▸ Job: Give the number of lines holding the string "icon" and nothing more.

▸ Records for the exercise:
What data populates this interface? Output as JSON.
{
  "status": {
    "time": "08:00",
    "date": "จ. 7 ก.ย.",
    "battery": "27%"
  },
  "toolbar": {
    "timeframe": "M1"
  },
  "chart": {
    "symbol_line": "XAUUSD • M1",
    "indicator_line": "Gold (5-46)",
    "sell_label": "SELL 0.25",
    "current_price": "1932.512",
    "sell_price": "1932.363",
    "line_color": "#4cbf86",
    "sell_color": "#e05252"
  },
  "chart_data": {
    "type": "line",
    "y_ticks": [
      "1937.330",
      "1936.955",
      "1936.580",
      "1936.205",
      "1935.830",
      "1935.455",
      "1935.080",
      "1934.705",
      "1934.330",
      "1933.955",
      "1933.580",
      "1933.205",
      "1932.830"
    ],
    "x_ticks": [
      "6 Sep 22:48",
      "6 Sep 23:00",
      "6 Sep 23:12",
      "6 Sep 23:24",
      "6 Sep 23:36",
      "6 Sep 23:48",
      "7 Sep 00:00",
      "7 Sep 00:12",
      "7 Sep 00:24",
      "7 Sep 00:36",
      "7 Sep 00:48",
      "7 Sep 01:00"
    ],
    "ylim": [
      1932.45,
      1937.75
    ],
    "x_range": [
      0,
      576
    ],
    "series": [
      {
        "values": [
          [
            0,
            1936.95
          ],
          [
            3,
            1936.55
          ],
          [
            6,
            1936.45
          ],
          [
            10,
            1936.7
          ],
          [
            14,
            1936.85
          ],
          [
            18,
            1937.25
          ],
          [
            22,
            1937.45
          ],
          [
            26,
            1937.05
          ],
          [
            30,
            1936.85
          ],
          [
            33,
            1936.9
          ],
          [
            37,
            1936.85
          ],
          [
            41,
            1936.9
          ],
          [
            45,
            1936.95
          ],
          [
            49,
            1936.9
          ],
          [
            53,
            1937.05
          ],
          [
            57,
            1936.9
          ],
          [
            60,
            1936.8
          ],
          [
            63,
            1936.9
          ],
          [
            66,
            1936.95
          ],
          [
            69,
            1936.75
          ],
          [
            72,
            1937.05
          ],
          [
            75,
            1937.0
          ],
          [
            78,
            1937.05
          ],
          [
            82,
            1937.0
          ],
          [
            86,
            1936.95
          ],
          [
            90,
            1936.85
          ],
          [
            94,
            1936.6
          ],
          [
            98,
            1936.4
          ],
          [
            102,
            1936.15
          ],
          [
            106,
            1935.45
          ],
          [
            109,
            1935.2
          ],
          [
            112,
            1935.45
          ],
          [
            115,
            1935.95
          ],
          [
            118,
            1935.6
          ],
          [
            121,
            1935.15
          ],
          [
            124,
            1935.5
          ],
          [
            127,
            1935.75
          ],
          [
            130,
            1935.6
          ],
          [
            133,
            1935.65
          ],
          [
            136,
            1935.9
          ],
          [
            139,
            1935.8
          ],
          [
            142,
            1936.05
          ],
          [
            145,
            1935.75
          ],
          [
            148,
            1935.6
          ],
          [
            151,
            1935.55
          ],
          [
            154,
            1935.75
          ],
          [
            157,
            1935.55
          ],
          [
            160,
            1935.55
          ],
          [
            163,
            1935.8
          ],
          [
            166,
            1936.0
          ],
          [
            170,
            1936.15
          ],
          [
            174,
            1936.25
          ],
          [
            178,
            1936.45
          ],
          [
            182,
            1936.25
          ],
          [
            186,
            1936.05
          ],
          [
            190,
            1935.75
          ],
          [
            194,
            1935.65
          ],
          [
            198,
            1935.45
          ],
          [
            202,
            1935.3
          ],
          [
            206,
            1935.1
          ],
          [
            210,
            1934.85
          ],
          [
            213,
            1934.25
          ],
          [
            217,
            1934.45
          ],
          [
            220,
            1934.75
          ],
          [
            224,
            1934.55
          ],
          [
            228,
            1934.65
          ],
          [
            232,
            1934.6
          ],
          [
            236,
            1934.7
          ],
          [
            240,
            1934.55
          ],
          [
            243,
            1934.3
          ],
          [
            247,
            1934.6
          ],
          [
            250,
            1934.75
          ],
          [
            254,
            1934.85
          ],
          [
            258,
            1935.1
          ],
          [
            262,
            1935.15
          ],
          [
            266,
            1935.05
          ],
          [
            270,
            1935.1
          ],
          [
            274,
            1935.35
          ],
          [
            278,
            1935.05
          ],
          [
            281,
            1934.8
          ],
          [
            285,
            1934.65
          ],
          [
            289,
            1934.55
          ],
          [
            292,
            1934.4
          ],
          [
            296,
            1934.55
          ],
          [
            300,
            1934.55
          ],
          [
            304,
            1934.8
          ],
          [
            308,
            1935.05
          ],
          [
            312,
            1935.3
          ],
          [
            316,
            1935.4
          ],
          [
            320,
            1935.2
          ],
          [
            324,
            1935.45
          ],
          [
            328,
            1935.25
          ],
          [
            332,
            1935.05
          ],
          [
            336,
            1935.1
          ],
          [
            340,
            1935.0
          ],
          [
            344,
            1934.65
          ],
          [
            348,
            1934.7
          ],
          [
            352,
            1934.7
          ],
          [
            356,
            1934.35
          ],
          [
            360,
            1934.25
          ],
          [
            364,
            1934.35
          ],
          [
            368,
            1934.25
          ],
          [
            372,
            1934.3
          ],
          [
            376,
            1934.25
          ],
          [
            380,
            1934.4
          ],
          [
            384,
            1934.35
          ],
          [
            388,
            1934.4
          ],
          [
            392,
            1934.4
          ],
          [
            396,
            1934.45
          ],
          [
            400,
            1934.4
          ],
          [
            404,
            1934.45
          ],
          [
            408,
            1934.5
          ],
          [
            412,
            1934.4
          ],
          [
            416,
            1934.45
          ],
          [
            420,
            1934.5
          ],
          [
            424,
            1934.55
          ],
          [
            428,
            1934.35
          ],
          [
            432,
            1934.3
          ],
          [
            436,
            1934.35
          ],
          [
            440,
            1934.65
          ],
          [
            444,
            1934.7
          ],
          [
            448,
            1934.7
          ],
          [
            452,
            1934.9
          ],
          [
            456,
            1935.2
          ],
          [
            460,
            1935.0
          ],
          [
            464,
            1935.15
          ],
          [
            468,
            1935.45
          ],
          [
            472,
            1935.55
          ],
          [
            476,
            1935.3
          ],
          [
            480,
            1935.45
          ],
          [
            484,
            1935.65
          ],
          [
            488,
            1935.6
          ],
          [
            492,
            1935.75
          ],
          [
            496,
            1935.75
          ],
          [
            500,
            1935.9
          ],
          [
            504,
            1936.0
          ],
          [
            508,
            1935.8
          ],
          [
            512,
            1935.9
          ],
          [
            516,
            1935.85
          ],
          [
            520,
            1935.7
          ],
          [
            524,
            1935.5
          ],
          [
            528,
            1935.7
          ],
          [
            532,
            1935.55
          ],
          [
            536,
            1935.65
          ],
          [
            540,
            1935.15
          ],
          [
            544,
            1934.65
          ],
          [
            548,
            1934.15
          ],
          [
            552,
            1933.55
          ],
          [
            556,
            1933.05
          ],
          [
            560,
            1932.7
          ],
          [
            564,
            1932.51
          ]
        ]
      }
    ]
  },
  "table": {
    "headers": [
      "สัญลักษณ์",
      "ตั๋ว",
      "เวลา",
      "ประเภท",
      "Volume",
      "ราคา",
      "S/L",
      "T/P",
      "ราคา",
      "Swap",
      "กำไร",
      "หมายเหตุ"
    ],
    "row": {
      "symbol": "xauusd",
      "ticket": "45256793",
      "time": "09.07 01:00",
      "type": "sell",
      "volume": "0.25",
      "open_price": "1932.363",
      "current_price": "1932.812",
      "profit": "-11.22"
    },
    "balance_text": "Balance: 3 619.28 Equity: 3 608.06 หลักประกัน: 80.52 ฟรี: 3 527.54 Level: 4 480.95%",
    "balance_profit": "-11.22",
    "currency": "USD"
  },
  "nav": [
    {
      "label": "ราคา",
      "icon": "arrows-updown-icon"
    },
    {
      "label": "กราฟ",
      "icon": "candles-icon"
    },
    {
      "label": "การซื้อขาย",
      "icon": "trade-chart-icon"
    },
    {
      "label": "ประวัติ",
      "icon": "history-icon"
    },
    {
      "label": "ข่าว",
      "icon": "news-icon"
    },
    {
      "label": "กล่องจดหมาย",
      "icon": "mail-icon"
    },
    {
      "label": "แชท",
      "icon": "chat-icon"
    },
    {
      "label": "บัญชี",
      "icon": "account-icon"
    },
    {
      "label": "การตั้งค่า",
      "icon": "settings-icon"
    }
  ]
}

▸ Written reply: 9